[Stored dataset items]

● ● ●

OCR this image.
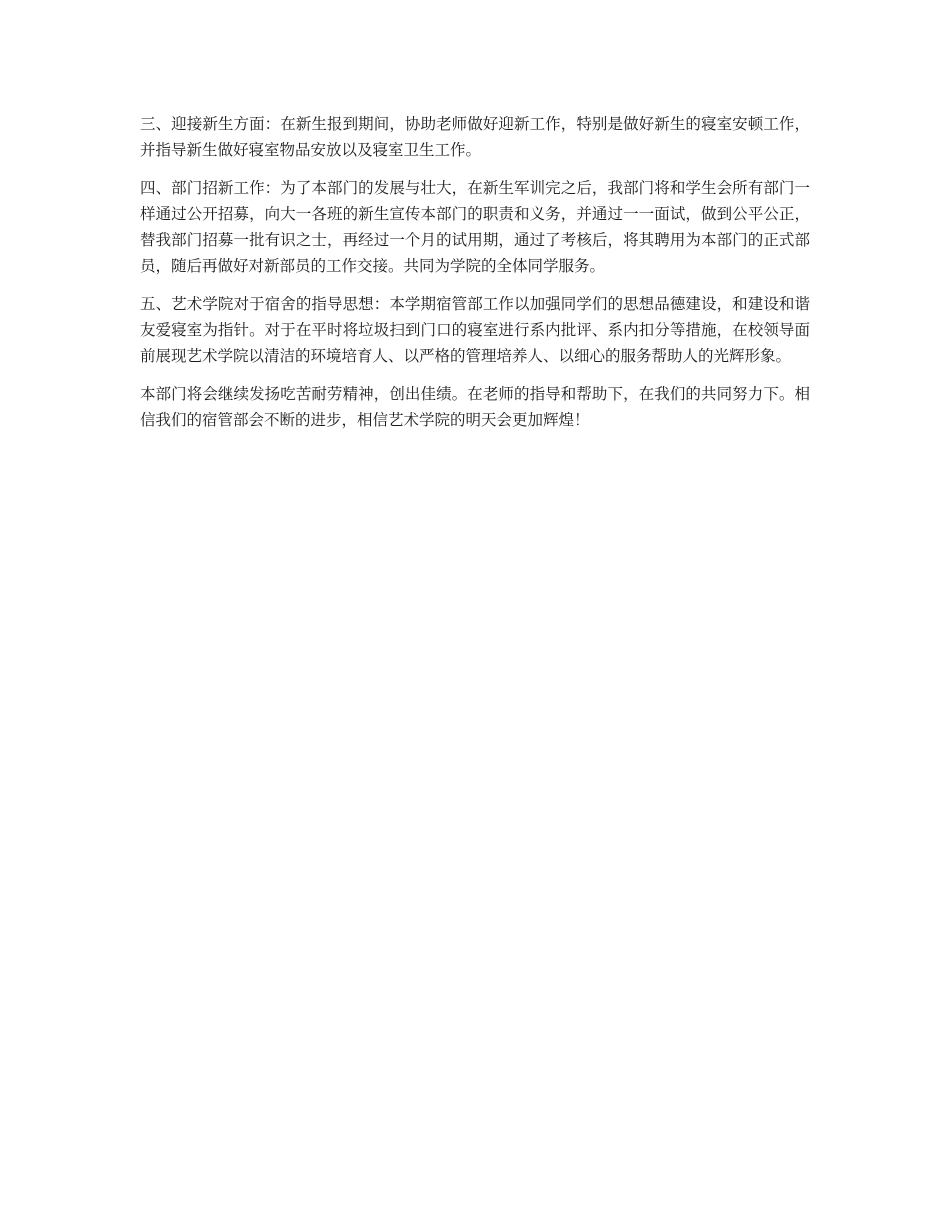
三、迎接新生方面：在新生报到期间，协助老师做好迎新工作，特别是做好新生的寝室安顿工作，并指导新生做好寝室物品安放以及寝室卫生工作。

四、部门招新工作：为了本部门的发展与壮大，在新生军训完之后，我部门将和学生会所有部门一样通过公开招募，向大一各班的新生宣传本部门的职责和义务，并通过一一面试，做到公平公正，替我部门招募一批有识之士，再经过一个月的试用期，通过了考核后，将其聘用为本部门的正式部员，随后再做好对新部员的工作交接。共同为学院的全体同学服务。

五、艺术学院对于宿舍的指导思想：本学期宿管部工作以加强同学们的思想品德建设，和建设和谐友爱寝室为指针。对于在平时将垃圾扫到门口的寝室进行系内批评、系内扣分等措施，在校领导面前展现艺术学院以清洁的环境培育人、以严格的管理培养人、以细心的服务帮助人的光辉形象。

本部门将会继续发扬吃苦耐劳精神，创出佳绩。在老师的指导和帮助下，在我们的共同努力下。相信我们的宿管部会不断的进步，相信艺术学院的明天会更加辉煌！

● ● ●

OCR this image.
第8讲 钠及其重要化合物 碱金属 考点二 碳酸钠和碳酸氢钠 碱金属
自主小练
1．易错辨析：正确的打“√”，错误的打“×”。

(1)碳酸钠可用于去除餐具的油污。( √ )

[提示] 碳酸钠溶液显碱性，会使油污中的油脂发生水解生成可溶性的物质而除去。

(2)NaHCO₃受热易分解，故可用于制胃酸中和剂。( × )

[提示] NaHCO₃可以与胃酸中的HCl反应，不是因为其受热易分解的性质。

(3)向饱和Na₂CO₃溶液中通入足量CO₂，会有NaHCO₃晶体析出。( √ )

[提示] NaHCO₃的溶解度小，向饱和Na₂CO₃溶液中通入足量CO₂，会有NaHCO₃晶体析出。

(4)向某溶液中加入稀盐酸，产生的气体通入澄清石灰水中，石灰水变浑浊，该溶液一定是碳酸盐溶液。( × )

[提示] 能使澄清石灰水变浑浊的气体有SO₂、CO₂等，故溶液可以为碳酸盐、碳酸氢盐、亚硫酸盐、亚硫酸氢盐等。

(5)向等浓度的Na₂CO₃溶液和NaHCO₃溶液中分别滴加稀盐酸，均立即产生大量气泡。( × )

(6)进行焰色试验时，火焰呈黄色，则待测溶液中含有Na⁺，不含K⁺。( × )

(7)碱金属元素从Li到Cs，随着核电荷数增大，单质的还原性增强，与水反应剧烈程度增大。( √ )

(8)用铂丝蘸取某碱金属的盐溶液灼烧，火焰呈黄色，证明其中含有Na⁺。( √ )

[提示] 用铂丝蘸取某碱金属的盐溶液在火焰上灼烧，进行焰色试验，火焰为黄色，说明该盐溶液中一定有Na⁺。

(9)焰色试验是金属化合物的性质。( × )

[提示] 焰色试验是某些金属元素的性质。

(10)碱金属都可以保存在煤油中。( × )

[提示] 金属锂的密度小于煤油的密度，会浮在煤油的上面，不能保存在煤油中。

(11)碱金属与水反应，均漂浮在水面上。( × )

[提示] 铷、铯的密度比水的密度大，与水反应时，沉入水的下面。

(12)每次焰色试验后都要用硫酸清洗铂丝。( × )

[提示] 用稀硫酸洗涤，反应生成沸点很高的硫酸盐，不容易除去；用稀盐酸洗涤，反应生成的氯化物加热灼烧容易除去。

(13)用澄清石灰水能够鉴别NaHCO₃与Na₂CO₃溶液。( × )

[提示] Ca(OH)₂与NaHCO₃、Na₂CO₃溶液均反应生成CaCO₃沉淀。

● ● ●

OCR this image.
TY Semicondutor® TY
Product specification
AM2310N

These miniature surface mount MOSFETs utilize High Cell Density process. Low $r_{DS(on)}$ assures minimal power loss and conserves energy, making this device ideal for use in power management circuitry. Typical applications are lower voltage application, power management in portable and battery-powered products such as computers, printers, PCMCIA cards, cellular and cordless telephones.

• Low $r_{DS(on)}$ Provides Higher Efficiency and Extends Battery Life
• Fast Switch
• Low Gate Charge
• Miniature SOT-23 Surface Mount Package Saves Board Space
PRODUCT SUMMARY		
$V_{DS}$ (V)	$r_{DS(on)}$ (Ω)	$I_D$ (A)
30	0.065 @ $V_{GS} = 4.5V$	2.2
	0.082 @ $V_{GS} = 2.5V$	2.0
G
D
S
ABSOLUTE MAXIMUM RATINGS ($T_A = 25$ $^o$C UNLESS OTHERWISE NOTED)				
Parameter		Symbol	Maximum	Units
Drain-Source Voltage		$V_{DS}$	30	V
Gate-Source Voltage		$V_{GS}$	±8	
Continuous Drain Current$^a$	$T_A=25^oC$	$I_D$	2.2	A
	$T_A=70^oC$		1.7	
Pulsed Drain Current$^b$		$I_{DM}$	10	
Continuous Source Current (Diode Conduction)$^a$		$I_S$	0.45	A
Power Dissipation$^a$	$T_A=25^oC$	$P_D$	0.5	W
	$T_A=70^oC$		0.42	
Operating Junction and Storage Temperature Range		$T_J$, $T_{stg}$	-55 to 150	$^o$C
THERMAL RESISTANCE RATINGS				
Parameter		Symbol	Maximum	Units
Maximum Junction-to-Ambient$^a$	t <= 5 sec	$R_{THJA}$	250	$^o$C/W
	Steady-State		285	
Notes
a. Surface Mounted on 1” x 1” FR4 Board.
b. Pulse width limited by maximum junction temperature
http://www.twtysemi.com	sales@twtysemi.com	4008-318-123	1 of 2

● ● ●

Pull out each line of the entries that contains "Continuous".

Continuous Drain Current$^a$	$T_A=25^oC$	$I_D$	2.2	A
Continuous Source Current (Diode Conduction)$^a$		$I_S$	0.45	A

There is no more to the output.